#### To be done:
In the listing below, identify each line with the word "icon" and return those lines.
··· Dataset entries
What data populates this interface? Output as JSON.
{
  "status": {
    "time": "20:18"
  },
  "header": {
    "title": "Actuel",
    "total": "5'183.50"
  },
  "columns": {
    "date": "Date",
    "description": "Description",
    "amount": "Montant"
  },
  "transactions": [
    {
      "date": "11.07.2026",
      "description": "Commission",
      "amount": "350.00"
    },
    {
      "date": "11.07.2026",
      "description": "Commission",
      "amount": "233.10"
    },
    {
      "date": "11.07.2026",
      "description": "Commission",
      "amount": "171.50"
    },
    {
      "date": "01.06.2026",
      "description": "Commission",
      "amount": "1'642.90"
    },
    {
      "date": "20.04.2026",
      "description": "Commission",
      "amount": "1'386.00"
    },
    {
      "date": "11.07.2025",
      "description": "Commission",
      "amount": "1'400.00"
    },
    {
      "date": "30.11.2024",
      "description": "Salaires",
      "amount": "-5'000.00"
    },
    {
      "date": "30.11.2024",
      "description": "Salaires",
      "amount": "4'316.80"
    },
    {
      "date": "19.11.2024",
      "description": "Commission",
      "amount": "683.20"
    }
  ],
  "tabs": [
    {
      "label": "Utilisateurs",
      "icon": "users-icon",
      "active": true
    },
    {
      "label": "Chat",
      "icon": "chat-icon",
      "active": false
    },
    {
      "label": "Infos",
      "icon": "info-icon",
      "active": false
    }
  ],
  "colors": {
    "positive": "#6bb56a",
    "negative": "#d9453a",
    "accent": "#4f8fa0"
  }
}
······
··· Dataset entries
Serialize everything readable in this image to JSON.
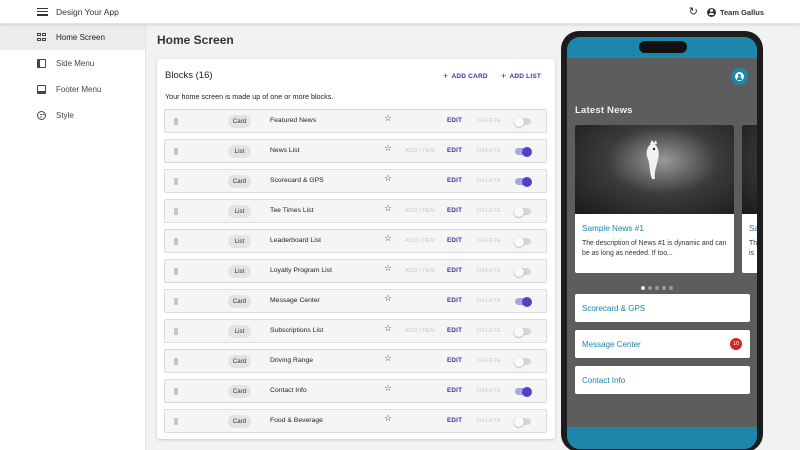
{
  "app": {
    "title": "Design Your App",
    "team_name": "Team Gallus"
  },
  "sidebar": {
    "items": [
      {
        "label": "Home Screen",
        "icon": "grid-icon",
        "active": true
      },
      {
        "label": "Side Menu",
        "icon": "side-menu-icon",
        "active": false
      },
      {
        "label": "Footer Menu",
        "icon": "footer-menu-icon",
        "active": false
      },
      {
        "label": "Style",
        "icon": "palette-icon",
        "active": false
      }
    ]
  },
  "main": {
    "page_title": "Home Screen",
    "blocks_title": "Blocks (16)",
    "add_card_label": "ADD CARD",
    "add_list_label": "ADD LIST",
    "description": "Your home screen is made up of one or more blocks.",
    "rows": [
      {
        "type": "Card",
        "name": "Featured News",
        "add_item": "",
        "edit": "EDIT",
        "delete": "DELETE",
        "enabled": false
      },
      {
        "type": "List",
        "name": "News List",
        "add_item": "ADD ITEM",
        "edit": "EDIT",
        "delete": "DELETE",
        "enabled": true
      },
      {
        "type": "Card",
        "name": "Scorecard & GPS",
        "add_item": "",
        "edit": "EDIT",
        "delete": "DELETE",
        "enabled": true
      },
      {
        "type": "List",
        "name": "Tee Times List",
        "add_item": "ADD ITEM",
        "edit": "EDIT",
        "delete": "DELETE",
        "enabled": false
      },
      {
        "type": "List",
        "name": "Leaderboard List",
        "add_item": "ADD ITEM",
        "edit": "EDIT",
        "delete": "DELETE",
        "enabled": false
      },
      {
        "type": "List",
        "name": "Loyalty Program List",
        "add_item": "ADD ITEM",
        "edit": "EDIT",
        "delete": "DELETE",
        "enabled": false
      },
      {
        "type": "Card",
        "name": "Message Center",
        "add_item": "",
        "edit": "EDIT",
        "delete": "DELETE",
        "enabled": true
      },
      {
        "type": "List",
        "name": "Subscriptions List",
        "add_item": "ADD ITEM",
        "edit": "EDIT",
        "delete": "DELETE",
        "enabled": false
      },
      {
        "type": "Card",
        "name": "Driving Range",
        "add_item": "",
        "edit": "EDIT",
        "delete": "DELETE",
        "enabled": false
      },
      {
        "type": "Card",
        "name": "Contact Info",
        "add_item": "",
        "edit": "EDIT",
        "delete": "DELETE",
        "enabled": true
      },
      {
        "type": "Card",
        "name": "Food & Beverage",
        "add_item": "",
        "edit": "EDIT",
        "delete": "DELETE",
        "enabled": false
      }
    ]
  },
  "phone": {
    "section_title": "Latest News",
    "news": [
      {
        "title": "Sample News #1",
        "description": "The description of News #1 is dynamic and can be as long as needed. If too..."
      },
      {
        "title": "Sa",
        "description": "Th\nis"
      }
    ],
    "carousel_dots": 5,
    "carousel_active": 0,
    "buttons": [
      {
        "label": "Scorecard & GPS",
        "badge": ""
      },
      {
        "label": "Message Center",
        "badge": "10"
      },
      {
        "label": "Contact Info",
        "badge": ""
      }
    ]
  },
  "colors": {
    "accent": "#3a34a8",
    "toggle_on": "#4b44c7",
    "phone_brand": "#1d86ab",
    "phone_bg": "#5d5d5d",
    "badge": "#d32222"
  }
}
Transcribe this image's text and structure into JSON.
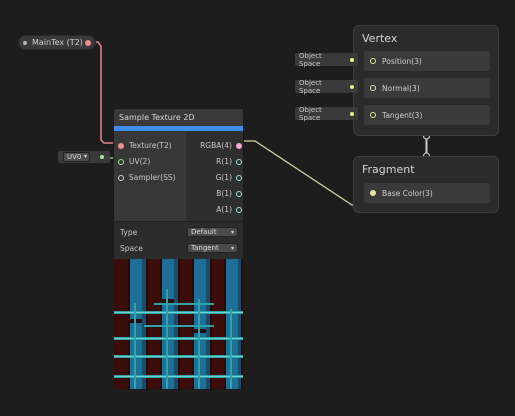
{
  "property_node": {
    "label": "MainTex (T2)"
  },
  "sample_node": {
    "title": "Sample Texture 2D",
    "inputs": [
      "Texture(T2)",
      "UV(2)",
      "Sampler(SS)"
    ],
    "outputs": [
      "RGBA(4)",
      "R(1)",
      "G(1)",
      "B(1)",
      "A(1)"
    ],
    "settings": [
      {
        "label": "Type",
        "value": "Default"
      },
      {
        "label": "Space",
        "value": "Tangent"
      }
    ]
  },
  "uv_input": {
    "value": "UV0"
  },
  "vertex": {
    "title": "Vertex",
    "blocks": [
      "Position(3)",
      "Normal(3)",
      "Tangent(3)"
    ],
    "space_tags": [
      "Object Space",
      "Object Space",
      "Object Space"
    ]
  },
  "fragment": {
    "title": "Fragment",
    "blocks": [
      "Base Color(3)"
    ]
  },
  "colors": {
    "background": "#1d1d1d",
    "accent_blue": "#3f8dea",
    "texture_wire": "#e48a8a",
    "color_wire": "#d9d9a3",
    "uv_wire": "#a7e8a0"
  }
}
······
··· Dataset entries
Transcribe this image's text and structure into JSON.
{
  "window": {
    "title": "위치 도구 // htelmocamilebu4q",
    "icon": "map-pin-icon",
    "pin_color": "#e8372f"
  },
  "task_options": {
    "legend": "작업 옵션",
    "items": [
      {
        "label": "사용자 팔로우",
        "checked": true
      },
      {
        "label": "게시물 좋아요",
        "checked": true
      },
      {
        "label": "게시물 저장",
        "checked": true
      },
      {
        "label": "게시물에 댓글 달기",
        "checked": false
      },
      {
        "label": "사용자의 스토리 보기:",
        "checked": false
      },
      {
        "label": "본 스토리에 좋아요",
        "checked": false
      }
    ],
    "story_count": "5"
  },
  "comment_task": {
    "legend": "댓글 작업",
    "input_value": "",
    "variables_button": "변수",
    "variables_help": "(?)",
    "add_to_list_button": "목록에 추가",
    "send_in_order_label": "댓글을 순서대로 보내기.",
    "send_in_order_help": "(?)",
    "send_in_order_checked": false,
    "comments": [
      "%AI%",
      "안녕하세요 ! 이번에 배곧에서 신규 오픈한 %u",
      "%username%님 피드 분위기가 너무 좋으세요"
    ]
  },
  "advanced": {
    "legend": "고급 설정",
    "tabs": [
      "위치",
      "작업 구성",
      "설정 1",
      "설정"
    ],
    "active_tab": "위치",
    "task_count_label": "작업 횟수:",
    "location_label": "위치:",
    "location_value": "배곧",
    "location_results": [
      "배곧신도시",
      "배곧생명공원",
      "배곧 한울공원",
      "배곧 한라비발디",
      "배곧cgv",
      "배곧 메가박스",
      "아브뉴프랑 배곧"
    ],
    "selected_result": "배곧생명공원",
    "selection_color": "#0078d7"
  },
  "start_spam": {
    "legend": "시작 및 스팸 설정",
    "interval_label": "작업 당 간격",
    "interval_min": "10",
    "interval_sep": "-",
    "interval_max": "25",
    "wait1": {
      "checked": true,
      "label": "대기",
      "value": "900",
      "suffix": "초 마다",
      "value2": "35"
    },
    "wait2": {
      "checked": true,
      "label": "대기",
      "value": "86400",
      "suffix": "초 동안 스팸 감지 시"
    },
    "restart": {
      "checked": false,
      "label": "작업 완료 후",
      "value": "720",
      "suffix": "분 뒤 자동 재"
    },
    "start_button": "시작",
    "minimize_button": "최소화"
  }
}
······
#### Task output:
      "icon": "users-icon",
      "icon": "chat-icon",
      "icon": "info-icon",
        "icon": "grid-icon",
        "icon": "side-menu-icon",
        "icon": "footer-menu-icon",
        "icon": "palette-icon",
    "icon": "map-pin-icon",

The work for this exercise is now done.